Search the listing below for the string "故天将降大任于是人也" and copy every line where it occurs.

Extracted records
★ ★ ★
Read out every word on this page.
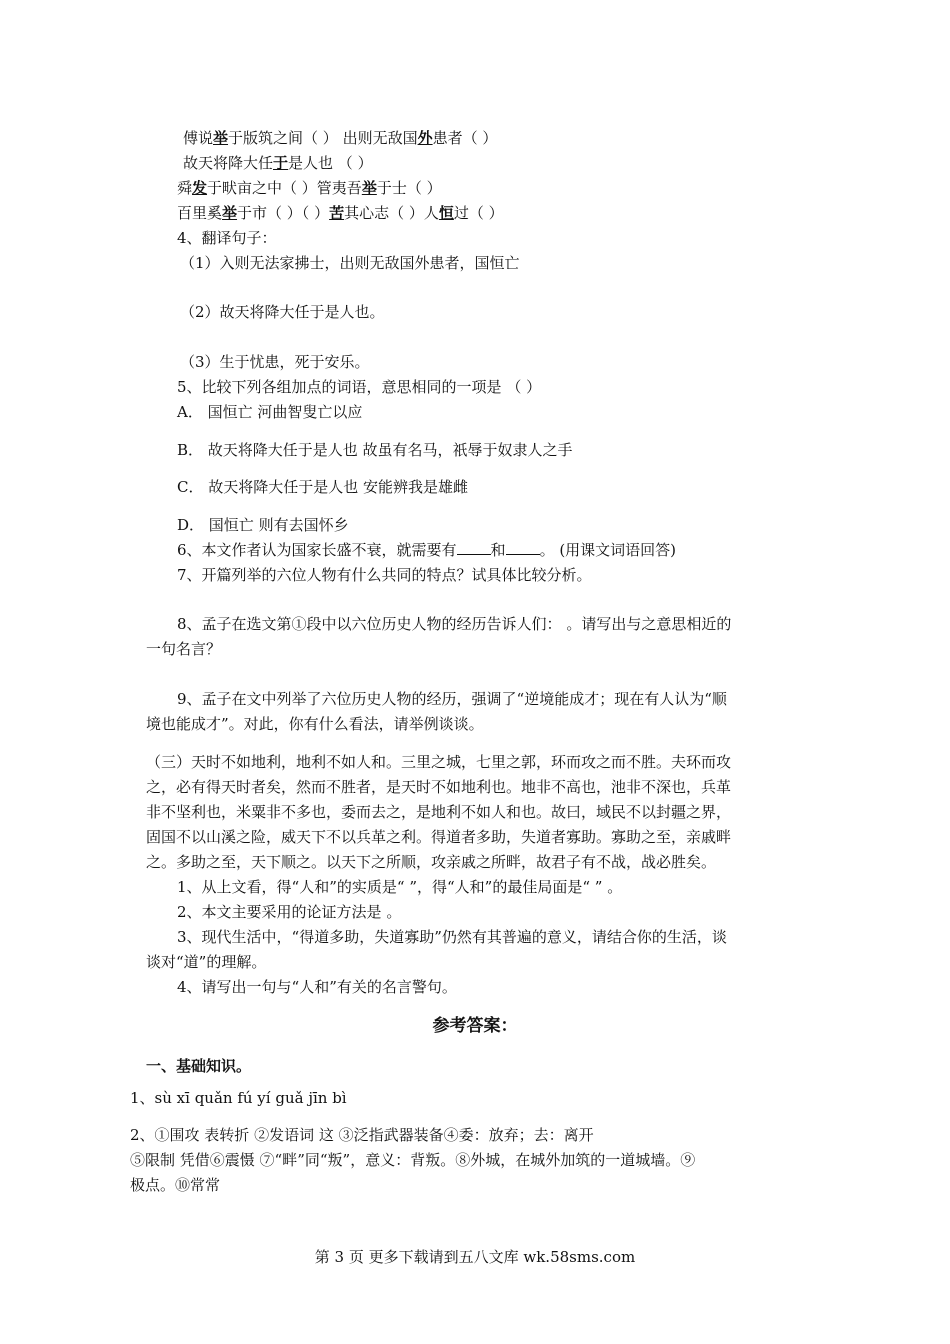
傅说举于版筑之间（ ） 出则无敌国外患者（ ）
故天将降大任于是人也 （ ）
舜发于畎亩之中（ ）管夷吾举于士（ ）
百里奚举于市（ ）（ ）苦其心志（ ）人恒过（ ）
4、翻译句子：
（1）入则无法家拂士，出则无敌国外患者，国恒亡
（2）故天将降大任于是人也。
（3）生于忧患，死于安乐。
5、比较下列各组加点的词语，意思相同的一项是 （ ）
A． 国恒亡 河曲智叟亡以应
B． 故天将降大任于是人也 故虽有名马，祇辱于奴隶人之手
C． 故天将降大任于是人也 安能辨我是雄雌
D． 国恒亡 则有去国怀乡
6、本文作者认为国家长盛不衰，就需要有 和 。 (用课文词语回答)
7、开篇列举的六位人物有什么共同的特点？试具体比较分析。
8、孟子在选文第①段中以六位历史人物的经历告诉人们： 。请写出与之意思相近的
一句名言？
9、孟子在文中列举了六位历史人物的经历，强调了“逆境能成才；现在有人认为“顺
境也能成才”。对此，你有什么看法，请举例谈谈。
（三）天时不如地利，地利不如人和。三里之城，七里之郭，环而攻之而不胜。夫环而攻
之，必有得天时者矣，然而不胜者，是天时不如地利也。地非不高也，池非不深也，兵革
非不坚利也，米粟非不多也，委而去之，是地利不如人和也。故曰，域民不以封疆之界，
固国不以山溪之险，威天下不以兵革之利。得道者多助，失道者寡助。寡助之至，亲戚畔
之。多助之至，天下顺之。以天下之所顺，攻亲戚之所畔，故君子有不战，战必胜矣。
1、从上文看，得“人和”的实质是“ ”，得“人和”的最佳局面是“ ” 。
2、本文主要采用的论证方法是 。
3、现代生活中，“得道多助，失道寡助”仍然有其普遍的意义，请结合你的生活，谈
谈对“道”的理解。
4、请写出一句与“人和”有关的名言警句。
参考答案：
一、基础知识。
1、sù xī quǎn fú yí guǎ jīn bì
2、①围攻 表转折 ②发语词 这 ③泛指武器装备④委：放弃；去：离开
⑤限制 凭借⑥震慑 ⑦“畔”同“叛”，意义：背叛。⑧外城，在城外加筑的一道城墙。⑨
极点。⑩常常
第 3 页 更多下载请到五八文库 wk.58sms.com
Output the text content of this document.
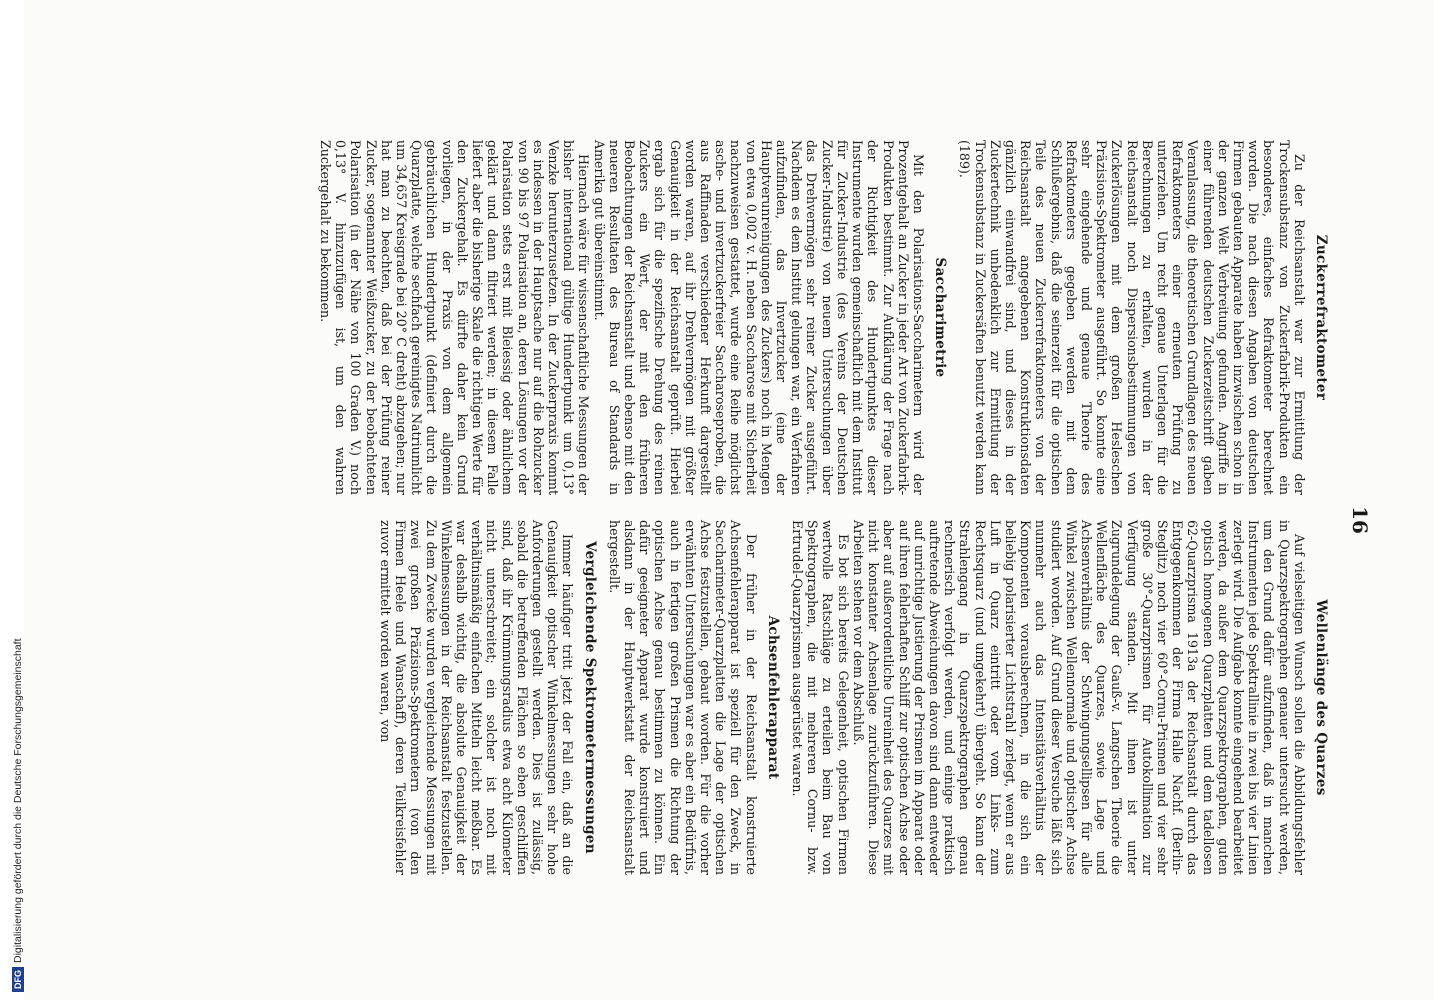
DFGDigitalisierung gefördert durch die Deutsche Forschungsgemeinschaft
16
Zuckerrefraktometer

Zu der Reichsanstalt war zur Ermittlung der Trockensubstanz von Zuckerfabrik-Produkten ein besonderes, einfaches Refraktometer berechnet worden. Die nach diesen Angaben von deutschen Firmen gebauten Apparate haben inzwischen schon in der ganzen Welt Verbreitung gefunden. Angriffe in einer führenden deutschen Zuckerzeitschrift gaben Veranlassung, die theoretischen Grundlagen des neuen Refraktometers einer erneuten Prüfung zu unterziehen. Um recht genaue Unterlagen für die Berechnungen zu erhalten, wurden in der Reichsanstalt noch Dispersionsbestimmungen von Zuckerlösungen mit dem großen Hesleschen Präzisions-Spektrometer ausgeführt. So konnte eine sehr eingehende und genaue Theorie des Refraktometers gegeben werden mit dem Schlußergebnis, daß die seinerzeit für die optischen Teile des neuen Zuckerrefraktometers von der Reichsanstalt angegebenen Konstruktionsdaten gänzlich einwandfrei sind, und dieses in der Zuckertechnik unbedenklich zur Ermittlung der Trockensubstanz in Zuckersäften benutzt werden kann (189).

Saccharimetrie

Mit den Polarisations-Saccharimetern wird der Prozentgehalt an Zucker in jeder Art von Zuckerfabrik-Produkten bestimmt. Zur Aufklärung der Frage nach der Richtigkeit des Hundertpunktes dieser Instrumente wurden gemeinschaftlich mit dem Institut für Zucker-Industrie (des Vereins der Deutschen Zucker-Industrie) von neuem Untersuchungen über das Drehvermögen sehr reiner Zucker ausgeführt. Nachdem es dem Institut gelungen war, ein Verfahren aufzufinden, das Invertzucker (eine der Hauptverunreinigungen des Zuckers) noch in Mengen von etwa 0,002 v. H. neben Saccharose mit Sicherheit nachzuweisen gestattet, wurde eine Reihe möglichst asche- und invertzuckerfreier Saccharoseproben, die aus Raffinaden verschiedener Herkunft dargestellt worden waren, auf ihr Drehvermögen mit größter Genauigkeit in der Reichsanstalt geprüft. Hierbei ergab sich für die spezifische Drehung des reinen Zuckers ein Wert, der mit den früheren Beobachtungen der Reichsanstalt und ebenso mit den neueren Resultaten des Bureau of Standards in Amerika gut übereinstimmt.

Hiernach wäre für wissenschaftliche Messungen der bisher international gültige Hundertpunkt um 0,13° Venzke herunterzusetzen. In der Zuckerpraxis kommt es indessen in der Hauptsache nur auf die Rohzucker von 90 bis 97 Polarisation an, deren Lösungen vor der Polarisation stets erst mit Bleiessig oder ähnlichem geklärt und dann filtriert werden; in diesem Falle liefert aber die bisherige Skale die richtigen Werte für den Zuckergehalt. Es dürfte daher kein Grund vorliegen, in der Praxis von dem allgemein gebräuchlichen Hundertpunkt (definiert durch die Quarzplatte, welche sechfach gereinigtes Natriumlicht um 34,657 Kreisgrade bei 20° C dreht) abzugehen; nur hat man zu beachten, daß bei der Prüfung reiner Zucker, sogenannter Weißzucker, zu der beobachteten Polarisation (in der Nähe von 100 Graden V.) noch 0,13° V. hinzuzufügen ist, um den wahren Zuckergehalt zu bekommen.

Wellenlänge des Quarzes

Auf vielseitigen Wunsch sollen die Abbildungsfehler in Quarzspektrographen genauer untersucht werden, um den Grund dafür aufzufinden, daß in manchen Instrumenten jede Spektrallinie in zwei bis vier Linien zerlegt wird. Die Aufgabe konnte eingehend bearbeitet werden, da außer dem Quarzspektrographen, guten optisch homogenen Quarzplatten und dem tadellosen 62-Quarzprisma 1913a der Reichsanstalt durch das Entgegenkommen der Firma Halle Nachf. (Berlin-Steglitz) noch vier 60°-Cornu-Prismen und vier sehr große 30°-Quarzprismen für Autokollimation zur Verfügung standen. Mit ihnen ist unter Zugrundelegung der Gauß-v. Langschen Theorie die Wellenfläche des Quarzes, sowie Lage und Achsenverhältnis der Schwingungsellipsen für alle Winkel zwischen Wellennormale und optischer Achse studiert worden. Auf Grund dieser Versuche läßt sich nunmehr auch das Intensitätsverhältnis der Komponenten vorausberechnen, in die sich ein beliebig polarisierter Lichtstrahl zerlegt, wenn er aus Luft in Quarz eintritt oder vom Links- zum Rechtsquarz (und umgekehrt) übergeht. So kann der Strahlengang in Quarzspektrographen genau rechnerisch verfolgt werden, und einige praktisch auftretende Abweichungen davon sind dann entweder auf unrichtige Justierung der Prismen im Apparat oder auf ihren fehlerhaften Schliff zur optischen Achse oder aber auf außerordentliche Unreinheit des Quarzes mit nicht konstanter Achsenlage zurückzuführen. Diese Arbeiten stehen vor dem Abschluß.

Es bot sich bereits Gelegenheit, optischen Firmen wertvolle Ratschläge zu erteilen beim Bau von Spektrographen, die mit mehreren Cornu- bzw. Ertrudel-Quarzprismen ausgerüstet waren.

Achsenfehlerapparat

Der früher in der Reichsanstalt konstruierte Achsenfehlerapparat ist speziell für den Zweck, in Saccharimeter-Quarzplatten die Lage der optischen Achse festzustellen, gebaut worden. Für die vorher erwähnten Untersuchungen war es aber ein Bedürfnis, auch in fertigen großen Prismen die Richtung der optischen Achse genau bestimmen zu können. Ein dafür geeigneter Apparat wurde konstruiert und alsdann in der Hauptwerkstatt der Reichsanstalt hergestellt.

Vergleichende Spektrometermessungen

Immer häufiger tritt jetzt der Fall ein, daß an die Genauigkeit optischer Winkelmessungen sehr hohe Anforderungen gestellt werden. Dies ist zulässig, sobald die betreffenden Flächen so eben geschliffen sind, daß ihr Krümmungsradius etwa acht Kilometer nicht unterschreitet; ein solcher ist noch mit verhältnismäßig einfachen Mitteln leicht meßbar. Es war deshalb wichtig, die absolute Genauigkeit der Winkelmessungen in der Reichsanstalt festzustellen. Zu dem Zwecke wurden vergleichende Messungen mit zwei großen Präzisions-Spektrometern (von den Firmen Heele und Wanschaff), deren Teilkreisfehler zuvor ermittelt worden waren, von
★ ★ ★
» Task output:
故天将降大任于是人也 （ ）
（2）故天将降大任于是人也。
B． 故天将降大任于是人也 故虽有名马，祇辱于奴隶人之手
C． 故天将降大任于是人也 安能辨我是雄雌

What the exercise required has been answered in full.